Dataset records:
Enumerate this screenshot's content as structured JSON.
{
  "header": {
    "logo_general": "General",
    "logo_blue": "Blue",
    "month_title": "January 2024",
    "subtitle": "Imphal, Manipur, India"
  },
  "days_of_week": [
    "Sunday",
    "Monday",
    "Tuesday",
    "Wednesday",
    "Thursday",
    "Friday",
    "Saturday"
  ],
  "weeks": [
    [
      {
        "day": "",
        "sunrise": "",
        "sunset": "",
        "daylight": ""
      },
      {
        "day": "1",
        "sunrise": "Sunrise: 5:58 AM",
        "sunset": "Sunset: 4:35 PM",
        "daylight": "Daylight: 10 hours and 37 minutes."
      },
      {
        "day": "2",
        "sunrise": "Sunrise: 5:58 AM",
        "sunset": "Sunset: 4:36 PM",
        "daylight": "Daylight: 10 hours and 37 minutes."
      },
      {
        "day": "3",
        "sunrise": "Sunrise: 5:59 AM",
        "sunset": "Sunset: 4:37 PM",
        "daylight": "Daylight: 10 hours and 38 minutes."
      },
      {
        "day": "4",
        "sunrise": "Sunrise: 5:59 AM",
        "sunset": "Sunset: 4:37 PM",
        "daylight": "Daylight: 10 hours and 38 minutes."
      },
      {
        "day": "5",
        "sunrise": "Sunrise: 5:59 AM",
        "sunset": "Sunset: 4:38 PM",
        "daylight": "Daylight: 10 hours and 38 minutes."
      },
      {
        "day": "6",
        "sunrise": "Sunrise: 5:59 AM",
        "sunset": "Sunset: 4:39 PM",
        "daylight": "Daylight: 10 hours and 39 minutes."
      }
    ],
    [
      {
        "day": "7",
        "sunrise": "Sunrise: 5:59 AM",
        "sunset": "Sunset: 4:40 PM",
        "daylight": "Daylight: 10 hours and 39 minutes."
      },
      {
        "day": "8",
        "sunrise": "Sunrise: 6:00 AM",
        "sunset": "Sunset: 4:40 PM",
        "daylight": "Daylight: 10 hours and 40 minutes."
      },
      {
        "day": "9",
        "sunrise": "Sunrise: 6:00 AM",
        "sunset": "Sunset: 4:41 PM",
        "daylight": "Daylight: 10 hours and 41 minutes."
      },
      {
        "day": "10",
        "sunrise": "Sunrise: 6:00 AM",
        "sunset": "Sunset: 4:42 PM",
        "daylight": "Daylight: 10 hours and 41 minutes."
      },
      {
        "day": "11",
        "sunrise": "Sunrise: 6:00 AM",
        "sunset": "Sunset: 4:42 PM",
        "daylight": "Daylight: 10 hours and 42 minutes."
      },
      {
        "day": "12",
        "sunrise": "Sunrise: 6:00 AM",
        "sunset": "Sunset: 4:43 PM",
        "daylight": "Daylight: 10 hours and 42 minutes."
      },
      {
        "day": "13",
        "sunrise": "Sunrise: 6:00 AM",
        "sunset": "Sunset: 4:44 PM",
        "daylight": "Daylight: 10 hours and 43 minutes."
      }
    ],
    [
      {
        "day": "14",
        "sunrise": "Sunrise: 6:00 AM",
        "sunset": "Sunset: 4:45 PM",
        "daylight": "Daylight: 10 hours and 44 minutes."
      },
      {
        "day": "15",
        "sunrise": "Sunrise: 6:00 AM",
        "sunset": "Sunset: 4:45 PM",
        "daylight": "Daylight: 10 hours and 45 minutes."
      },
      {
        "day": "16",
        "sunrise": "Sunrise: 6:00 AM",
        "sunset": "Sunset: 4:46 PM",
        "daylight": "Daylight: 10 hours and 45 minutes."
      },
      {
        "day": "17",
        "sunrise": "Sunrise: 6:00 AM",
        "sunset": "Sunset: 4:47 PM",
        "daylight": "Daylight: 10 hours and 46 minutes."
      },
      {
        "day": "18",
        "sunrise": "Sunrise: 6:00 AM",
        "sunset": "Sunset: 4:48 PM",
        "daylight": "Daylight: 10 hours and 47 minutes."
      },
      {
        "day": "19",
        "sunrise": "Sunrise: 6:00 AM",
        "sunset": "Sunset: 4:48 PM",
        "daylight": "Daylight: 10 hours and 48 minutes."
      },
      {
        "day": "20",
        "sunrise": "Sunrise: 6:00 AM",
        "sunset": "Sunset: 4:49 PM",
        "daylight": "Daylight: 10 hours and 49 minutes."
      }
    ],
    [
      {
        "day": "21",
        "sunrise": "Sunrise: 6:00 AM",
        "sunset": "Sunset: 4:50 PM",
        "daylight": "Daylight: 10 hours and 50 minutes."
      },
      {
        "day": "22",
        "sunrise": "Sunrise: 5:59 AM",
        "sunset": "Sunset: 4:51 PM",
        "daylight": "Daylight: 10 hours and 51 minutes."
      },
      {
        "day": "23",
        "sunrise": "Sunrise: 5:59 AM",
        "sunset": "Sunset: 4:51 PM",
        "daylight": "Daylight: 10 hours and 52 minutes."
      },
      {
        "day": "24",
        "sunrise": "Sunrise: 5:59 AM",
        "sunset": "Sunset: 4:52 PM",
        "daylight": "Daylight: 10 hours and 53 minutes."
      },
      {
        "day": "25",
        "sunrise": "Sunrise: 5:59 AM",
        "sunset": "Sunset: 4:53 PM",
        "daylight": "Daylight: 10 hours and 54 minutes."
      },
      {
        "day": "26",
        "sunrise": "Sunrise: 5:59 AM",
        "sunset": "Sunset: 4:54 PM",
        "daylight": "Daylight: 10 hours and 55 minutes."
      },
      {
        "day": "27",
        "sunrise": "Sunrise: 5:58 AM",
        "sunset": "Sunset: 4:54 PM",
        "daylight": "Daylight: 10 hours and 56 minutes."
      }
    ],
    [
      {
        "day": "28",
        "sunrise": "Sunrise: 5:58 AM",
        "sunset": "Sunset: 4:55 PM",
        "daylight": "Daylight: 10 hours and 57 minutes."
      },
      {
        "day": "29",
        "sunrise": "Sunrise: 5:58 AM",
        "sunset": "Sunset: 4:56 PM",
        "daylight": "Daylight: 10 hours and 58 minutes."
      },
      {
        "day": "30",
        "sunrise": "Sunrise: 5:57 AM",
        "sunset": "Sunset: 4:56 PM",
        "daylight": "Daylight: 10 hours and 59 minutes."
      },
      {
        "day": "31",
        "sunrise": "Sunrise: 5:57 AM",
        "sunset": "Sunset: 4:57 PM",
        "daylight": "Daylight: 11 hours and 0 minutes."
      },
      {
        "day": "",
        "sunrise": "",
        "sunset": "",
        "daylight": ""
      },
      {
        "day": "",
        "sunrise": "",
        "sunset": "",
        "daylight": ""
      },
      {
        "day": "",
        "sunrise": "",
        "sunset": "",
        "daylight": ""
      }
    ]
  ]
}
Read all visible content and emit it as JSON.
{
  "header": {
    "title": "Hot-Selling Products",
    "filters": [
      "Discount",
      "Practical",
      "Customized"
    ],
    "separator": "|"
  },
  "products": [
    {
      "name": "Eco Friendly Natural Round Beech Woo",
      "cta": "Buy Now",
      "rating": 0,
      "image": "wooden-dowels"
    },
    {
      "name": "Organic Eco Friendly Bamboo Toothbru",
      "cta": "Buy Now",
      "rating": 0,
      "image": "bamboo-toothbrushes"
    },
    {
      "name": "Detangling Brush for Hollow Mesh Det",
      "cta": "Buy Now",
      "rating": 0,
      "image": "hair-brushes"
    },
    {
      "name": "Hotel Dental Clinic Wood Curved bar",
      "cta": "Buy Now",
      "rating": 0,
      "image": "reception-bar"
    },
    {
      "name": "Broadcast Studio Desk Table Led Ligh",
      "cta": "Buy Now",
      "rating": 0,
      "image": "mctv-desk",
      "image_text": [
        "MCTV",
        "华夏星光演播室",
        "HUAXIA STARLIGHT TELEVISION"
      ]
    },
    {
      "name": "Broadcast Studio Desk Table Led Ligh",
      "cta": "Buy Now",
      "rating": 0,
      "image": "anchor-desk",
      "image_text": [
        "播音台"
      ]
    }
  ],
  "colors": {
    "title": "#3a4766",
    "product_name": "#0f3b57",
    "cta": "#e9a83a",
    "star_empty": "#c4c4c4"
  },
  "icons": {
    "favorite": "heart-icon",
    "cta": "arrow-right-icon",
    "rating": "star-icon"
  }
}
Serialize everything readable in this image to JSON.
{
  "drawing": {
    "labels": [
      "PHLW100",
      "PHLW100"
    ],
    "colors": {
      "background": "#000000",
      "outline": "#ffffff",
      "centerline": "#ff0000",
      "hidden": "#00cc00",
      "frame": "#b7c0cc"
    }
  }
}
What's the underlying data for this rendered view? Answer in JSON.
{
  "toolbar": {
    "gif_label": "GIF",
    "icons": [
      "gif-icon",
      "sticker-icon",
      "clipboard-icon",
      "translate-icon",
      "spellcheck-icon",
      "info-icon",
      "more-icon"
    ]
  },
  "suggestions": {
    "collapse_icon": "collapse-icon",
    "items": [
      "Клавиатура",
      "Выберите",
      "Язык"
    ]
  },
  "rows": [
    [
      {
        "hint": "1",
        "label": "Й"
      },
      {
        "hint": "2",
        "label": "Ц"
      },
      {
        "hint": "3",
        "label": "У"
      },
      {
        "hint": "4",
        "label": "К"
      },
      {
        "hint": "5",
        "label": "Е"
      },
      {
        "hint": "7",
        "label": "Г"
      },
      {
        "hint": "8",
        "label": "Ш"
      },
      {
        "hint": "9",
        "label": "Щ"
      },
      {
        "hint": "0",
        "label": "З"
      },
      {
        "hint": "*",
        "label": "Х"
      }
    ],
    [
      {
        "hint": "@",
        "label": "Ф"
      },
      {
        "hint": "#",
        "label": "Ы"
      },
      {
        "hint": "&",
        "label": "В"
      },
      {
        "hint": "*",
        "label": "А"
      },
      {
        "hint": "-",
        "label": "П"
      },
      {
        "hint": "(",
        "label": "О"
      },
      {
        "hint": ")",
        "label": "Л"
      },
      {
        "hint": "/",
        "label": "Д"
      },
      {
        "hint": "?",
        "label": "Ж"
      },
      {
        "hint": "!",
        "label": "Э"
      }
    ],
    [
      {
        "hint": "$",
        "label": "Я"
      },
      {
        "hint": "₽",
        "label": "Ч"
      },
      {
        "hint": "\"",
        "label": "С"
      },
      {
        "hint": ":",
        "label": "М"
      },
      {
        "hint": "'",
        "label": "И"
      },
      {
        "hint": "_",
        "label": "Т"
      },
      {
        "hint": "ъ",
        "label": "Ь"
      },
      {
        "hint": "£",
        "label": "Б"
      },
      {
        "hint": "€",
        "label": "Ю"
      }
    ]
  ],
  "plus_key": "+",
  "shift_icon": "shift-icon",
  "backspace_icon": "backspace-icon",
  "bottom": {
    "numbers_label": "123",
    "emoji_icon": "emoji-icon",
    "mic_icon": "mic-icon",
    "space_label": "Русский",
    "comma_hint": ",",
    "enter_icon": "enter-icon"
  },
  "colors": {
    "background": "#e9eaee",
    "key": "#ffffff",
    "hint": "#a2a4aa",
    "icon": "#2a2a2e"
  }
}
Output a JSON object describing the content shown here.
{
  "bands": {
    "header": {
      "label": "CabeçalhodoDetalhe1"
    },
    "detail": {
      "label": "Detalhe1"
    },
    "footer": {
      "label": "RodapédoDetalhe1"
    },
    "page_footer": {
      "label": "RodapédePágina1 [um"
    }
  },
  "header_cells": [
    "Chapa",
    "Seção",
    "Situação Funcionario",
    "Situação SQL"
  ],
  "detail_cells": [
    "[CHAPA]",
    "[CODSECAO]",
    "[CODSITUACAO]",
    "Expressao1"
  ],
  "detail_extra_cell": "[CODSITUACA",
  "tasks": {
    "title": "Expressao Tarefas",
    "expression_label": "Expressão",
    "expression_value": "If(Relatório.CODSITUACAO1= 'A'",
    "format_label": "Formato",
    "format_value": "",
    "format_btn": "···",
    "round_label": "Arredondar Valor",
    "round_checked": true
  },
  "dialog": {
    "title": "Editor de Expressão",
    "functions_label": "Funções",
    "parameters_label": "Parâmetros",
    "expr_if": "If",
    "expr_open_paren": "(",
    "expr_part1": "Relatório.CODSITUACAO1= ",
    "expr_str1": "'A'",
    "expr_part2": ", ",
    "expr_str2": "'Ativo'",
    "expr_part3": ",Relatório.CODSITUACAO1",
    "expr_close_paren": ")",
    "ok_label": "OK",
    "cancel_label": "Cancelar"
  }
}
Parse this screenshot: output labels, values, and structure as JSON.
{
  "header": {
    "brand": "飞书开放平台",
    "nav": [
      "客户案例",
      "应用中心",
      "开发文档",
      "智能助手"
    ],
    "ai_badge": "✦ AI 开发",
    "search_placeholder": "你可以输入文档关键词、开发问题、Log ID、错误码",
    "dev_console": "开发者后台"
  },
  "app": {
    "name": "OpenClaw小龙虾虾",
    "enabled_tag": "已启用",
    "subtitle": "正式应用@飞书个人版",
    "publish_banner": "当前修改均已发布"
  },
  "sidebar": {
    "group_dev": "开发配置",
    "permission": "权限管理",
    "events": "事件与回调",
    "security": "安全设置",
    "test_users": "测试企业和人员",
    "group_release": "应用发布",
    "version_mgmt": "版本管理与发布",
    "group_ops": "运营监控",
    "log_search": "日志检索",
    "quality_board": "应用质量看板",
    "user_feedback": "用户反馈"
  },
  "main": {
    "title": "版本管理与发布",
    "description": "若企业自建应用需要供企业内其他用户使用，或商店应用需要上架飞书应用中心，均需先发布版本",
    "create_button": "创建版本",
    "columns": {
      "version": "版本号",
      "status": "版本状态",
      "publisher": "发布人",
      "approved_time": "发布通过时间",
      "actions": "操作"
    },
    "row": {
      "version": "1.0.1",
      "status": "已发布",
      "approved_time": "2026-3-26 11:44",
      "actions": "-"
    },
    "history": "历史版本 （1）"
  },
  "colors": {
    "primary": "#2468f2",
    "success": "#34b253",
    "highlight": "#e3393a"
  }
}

▸ TASK REQUIREMENTS
Find the lines holding "Situação" and list every one.

▸ RESPONSE
    "Situação Funcionario",
    "Situação SQL"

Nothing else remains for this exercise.